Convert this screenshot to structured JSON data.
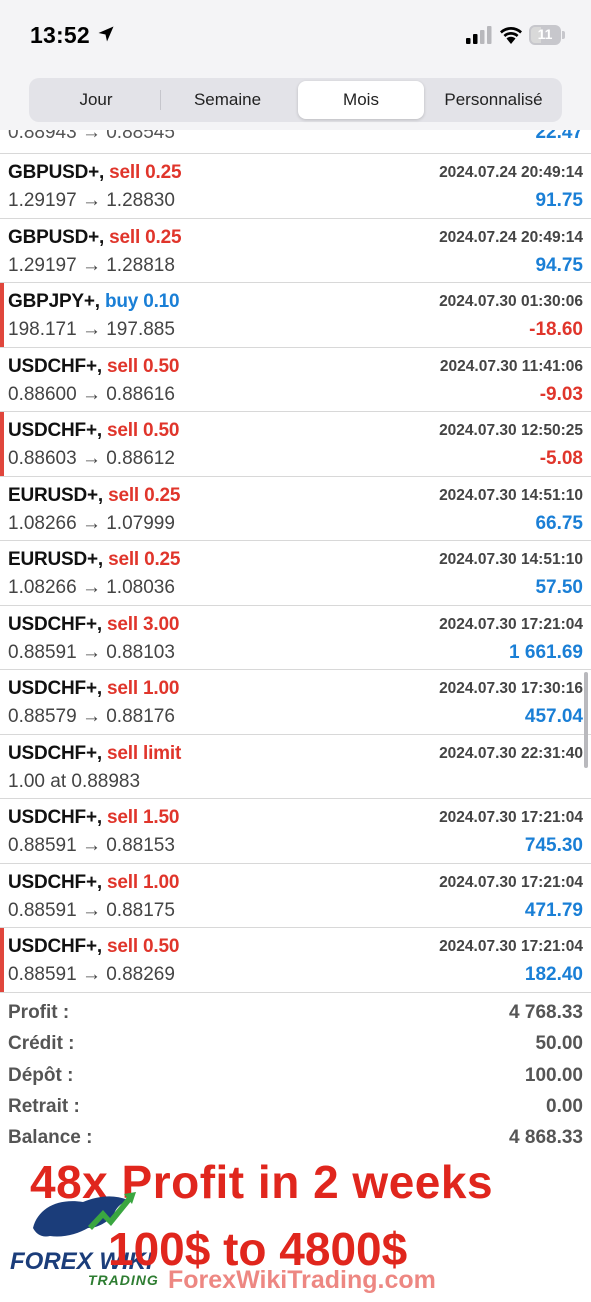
{
  "status_bar": {
    "time": "13:52",
    "battery_level": "11",
    "location_icon": "location-arrow-icon",
    "signal_icon": "cell-signal-icon",
    "wifi_icon": "wifi-icon"
  },
  "segmented_control": {
    "tabs": [
      "Jour",
      "Semaine",
      "Mois",
      "Personnalisé"
    ],
    "selected": "Mois"
  },
  "partial_row": {
    "price": "0.88943 → 0.88545",
    "profit": "22.47"
  },
  "trades": [
    {
      "symbol": "GBPUSD+,",
      "side": "sell 0.25",
      "side_type": "sell",
      "date": "2024.07.24 20:49:14",
      "price": "1.29197 → 1.28830",
      "profit": "91.75",
      "profit_sign": "pos",
      "marker": false
    },
    {
      "symbol": "GBPUSD+,",
      "side": "sell 0.25",
      "side_type": "sell",
      "date": "2024.07.24 20:49:14",
      "price": "1.29197 → 1.28818",
      "profit": "94.75",
      "profit_sign": "pos",
      "marker": false
    },
    {
      "symbol": "GBPJPY+,",
      "side": "buy 0.10",
      "side_type": "buy",
      "date": "2024.07.30 01:30:06",
      "price": "198.171 → 197.885",
      "profit": "-18.60",
      "profit_sign": "neg",
      "marker": true
    },
    {
      "symbol": "USDCHF+,",
      "side": "sell 0.50",
      "side_type": "sell",
      "date": "2024.07.30 11:41:06",
      "price": "0.88600 → 0.88616",
      "profit": "-9.03",
      "profit_sign": "neg",
      "marker": false
    },
    {
      "symbol": "USDCHF+,",
      "side": "sell 0.50",
      "side_type": "sell",
      "date": "2024.07.30 12:50:25",
      "price": "0.88603 → 0.88612",
      "profit": "-5.08",
      "profit_sign": "neg",
      "marker": true
    },
    {
      "symbol": "EURUSD+,",
      "side": "sell 0.25",
      "side_type": "sell",
      "date": "2024.07.30 14:51:10",
      "price": "1.08266 → 1.07999",
      "profit": "66.75",
      "profit_sign": "pos",
      "marker": false
    },
    {
      "symbol": "EURUSD+,",
      "side": "sell 0.25",
      "side_type": "sell",
      "date": "2024.07.30 14:51:10",
      "price": "1.08266 → 1.08036",
      "profit": "57.50",
      "profit_sign": "pos",
      "marker": false
    },
    {
      "symbol": "USDCHF+,",
      "side": "sell 3.00",
      "side_type": "sell",
      "date": "2024.07.30 17:21:04",
      "price": "0.88591 → 0.88103",
      "profit": "1 661.69",
      "profit_sign": "pos",
      "marker": false
    },
    {
      "symbol": "USDCHF+,",
      "side": "sell 1.00",
      "side_type": "sell",
      "date": "2024.07.30 17:30:16",
      "price": "0.88579 → 0.88176",
      "profit": "457.04",
      "profit_sign": "pos",
      "marker": false
    },
    {
      "symbol": "USDCHF+,",
      "side": "sell limit",
      "side_type": "sell",
      "date": "2024.07.30 22:31:40",
      "price": "1.00 at 0.88983",
      "profit": "",
      "profit_sign": "pos",
      "marker": false
    },
    {
      "symbol": "USDCHF+,",
      "side": "sell 1.50",
      "side_type": "sell",
      "date": "2024.07.30 17:21:04",
      "price": "0.88591 → 0.88153",
      "profit": "745.30",
      "profit_sign": "pos",
      "marker": false
    },
    {
      "symbol": "USDCHF+,",
      "side": "sell 1.00",
      "side_type": "sell",
      "date": "2024.07.30 17:21:04",
      "price": "0.88591 → 0.88175",
      "profit": "471.79",
      "profit_sign": "pos",
      "marker": false
    },
    {
      "symbol": "USDCHF+,",
      "side": "sell 0.50",
      "side_type": "sell",
      "date": "2024.07.30 17:21:04",
      "price": "0.88591 → 0.88269",
      "profit": "182.40",
      "profit_sign": "pos",
      "marker": true
    }
  ],
  "summary": [
    {
      "label": "Profit :",
      "value": "4 768.33"
    },
    {
      "label": "Crédit :",
      "value": "50.00"
    },
    {
      "label": "Dépôt :",
      "value": "100.00"
    },
    {
      "label": "Retrait :",
      "value": "0.00"
    },
    {
      "label": "Balance :",
      "value": "4 868.33"
    }
  ],
  "overlay": {
    "headline": "48x Profit in 2 weeks",
    "subheadline": "100$ to 4800$",
    "watermark": "ForexWikiTrading.com",
    "logo_text": "FOREX WIKI",
    "logo_sub": "TRADING"
  },
  "colors": {
    "sell": "#e0352b",
    "buy": "#1a7fd6",
    "profit_positive": "#1a7fd6",
    "profit_negative": "#e0352b",
    "promo": "#e0261d"
  }
}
□ □ □ □
### Your task
Your task is to copy the entries in full and exactly, without any images.

### Exercise result
Convert this screenshot to structured JSON data.
{
  "status_bar": {
    "time": "13:52",
    "battery_level": "11",
    "location_icon": "location-arrow-icon",
    "signal_icon": "cell-signal-icon",
    "wifi_icon": "wifi-icon"
  },
  "segmented_control": {
    "tabs": [
      "Jour",
      "Semaine",
      "Mois",
      "Personnalisé"
    ],
    "selected": "Mois"
  },
  "partial_row": {
    "price": "0.88943 → 0.88545",
    "profit": "22.47"
  },
  "trades": [
    {
      "symbol": "GBPUSD+,",
      "side": "sell 0.25",
      "side_type": "sell",
      "date": "2024.07.24 20:49:14",
      "price": "1.29197 → 1.28830",
      "profit": "91.75",
      "profit_sign": "pos",
      "marker": false
    },
    {
      "symbol": "GBPUSD+,",
      "side": "sell 0.25",
      "side_type": "sell",
      "date": "2024.07.24 20:49:14",
      "price": "1.29197 → 1.28818",
      "profit": "94.75",
      "profit_sign": "pos",
      "marker": false
    },
    {
      "symbol": "GBPJPY+,",
      "side": "buy 0.10",
      "side_type": "buy",
      "date": "2024.07.30 01:30:06",
      "price": "198.171 → 197.885",
      "profit": "-18.60",
      "profit_sign": "neg",
      "marker": true
    },
    {
      "symbol": "USDCHF+,",
      "side": "sell 0.50",
      "side_type": "sell",
      "date": "2024.07.30 11:41:06",
      "price": "0.88600 → 0.88616",
      "profit": "-9.03",
      "profit_sign": "neg",
      "marker": false
    },
    {
      "symbol": "USDCHF+,",
      "side": "sell 0.50",
      "side_type": "sell",
      "date": "2024.07.30 12:50:25",
      "price": "0.88603 → 0.88612",
      "profit": "-5.08",
      "profit_sign": "neg",
      "marker": true
    },
    {
      "symbol": "EURUSD+,",
      "side": "sell 0.25",
      "side_type": "sell",
      "date": "2024.07.30 14:51:10",
      "price": "1.08266 → 1.07999",
      "profit": "66.75",
      "profit_sign": "pos",
      "marker": false
    },
    {
      "symbol": "EURUSD+,",
      "side": "sell 0.25",
      "side_type": "sell",
      "date": "2024.07.30 14:51:10",
      "price": "1.08266 → 1.08036",
      "profit": "57.50",
      "profit_sign": "pos",
      "marker": false
    },
    {
      "symbol": "USDCHF+,",
      "side": "sell 3.00",
      "side_type": "sell",
      "date": "2024.07.30 17:21:04",
      "price": "0.88591 → 0.88103",
      "profit": "1 661.69",
      "profit_sign": "pos",
      "marker": false
    },
    {
      "symbol": "USDCHF+,",
      "side": "sell 1.00",
      "side_type": "sell",
      "date": "2024.07.30 17:30:16",
      "price": "0.88579 → 0.88176",
      "profit": "457.04",
      "profit_sign": "pos",
      "marker": false
    },
    {
      "symbol": "USDCHF+,",
      "side": "sell limit",
      "side_type": "sell",
      "date": "2024.07.30 22:31:40",
      "price": "1.00 at 0.88983",
      "profit": "",
      "profit_sign": "pos",
      "marker": false
    },
    {
      "symbol": "USDCHF+,",
      "side": "sell 1.50",
      "side_type": "sell",
      "date": "2024.07.30 17:21:04",
      "price": "0.88591 → 0.88153",
      "profit": "745.30",
      "profit_sign": "pos",
      "marker": false
    },
    {
      "symbol": "USDCHF+,",
      "side": "sell 1.00",
      "side_type": "sell",
      "date": "2024.07.30 17:21:04",
      "price": "0.88591 → 0.88175",
      "profit": "471.79",
      "profit_sign": "pos",
      "marker": false
    },
    {
      "symbol": "USDCHF+,",
      "side": "sell 0.50",
      "side_type": "sell",
      "date": "2024.07.30 17:21:04",
      "price": "0.88591 → 0.88269",
      "profit": "182.40",
      "profit_sign": "pos",
      "marker": true
    }
  ],
  "summary": [
    {
      "label": "Profit :",
      "value": "4 768.33"
    },
    {
      "label": "Crédit :",
      "value": "50.00"
    },
    {
      "label": "Dépôt :",
      "value": "100.00"
    },
    {
      "label": "Retrait :",
      "value": "0.00"
    },
    {
      "label": "Balance :",
      "value": "4 868.33"
    }
  ],
  "overlay": {
    "headline": "48x Profit in 2 weeks",
    "subheadline": "100$ to 4800$",
    "watermark": "ForexWikiTrading.com",
    "logo_text": "FOREX WIKI",
    "logo_sub": "TRADING"
  },
  "colors": {
    "sell": "#e0352b",
    "buy": "#1a7fd6",
    "profit_positive": "#1a7fd6",
    "profit_negative": "#e0352b",
    "promo": "#e0261d"
  }
}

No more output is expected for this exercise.